Provided data ->
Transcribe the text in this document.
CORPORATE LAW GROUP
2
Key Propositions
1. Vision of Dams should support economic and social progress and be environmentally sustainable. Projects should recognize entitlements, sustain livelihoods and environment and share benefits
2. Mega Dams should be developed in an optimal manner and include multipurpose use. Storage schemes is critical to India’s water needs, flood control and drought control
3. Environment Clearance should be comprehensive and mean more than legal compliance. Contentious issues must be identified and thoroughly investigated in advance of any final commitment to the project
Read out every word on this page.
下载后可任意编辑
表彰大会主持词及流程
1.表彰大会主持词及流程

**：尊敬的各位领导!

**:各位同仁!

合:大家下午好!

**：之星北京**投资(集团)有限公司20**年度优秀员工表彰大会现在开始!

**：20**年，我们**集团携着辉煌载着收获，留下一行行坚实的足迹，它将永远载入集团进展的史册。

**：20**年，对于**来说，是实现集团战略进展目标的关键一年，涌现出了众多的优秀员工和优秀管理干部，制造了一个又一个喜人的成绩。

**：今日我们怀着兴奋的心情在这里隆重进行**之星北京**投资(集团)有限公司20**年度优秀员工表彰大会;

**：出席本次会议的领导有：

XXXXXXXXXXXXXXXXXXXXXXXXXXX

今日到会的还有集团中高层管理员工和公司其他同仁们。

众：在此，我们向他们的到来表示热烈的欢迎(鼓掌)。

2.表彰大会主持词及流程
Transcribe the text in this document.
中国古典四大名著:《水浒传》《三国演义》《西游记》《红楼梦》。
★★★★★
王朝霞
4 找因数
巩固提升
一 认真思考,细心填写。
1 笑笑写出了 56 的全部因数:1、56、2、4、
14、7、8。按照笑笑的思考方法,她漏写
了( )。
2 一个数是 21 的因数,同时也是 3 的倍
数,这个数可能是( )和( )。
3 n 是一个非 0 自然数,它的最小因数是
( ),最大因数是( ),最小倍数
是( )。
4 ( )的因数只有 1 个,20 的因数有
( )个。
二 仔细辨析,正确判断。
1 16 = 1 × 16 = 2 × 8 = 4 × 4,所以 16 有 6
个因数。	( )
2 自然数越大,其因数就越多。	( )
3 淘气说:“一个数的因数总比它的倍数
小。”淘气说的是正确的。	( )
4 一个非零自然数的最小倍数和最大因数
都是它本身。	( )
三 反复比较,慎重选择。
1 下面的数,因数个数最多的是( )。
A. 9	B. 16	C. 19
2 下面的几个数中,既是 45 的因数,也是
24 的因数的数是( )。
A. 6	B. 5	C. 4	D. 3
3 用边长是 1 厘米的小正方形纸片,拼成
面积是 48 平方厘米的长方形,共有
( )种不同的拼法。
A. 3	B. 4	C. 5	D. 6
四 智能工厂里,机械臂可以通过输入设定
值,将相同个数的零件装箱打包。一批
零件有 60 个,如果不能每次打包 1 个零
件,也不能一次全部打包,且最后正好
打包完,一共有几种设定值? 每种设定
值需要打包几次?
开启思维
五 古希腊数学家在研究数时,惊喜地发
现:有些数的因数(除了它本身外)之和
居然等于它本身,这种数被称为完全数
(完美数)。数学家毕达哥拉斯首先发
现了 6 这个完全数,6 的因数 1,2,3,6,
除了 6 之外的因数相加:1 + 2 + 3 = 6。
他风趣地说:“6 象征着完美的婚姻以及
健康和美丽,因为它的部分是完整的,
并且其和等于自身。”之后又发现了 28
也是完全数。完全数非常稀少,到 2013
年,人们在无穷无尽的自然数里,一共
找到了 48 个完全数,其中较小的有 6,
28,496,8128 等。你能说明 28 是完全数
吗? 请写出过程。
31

Exercise prompt -> Look through the records and gather every line containing "之星北京".

Problem solution ->
**：之星北京**投资(集团)有限公司20**年度优秀员工表彰大会现在开始!
**：今日我们怀着兴奋的心情在这里隆重进行**之星北京**投资(集团)有限公司20**年度优秀员工表彰大会;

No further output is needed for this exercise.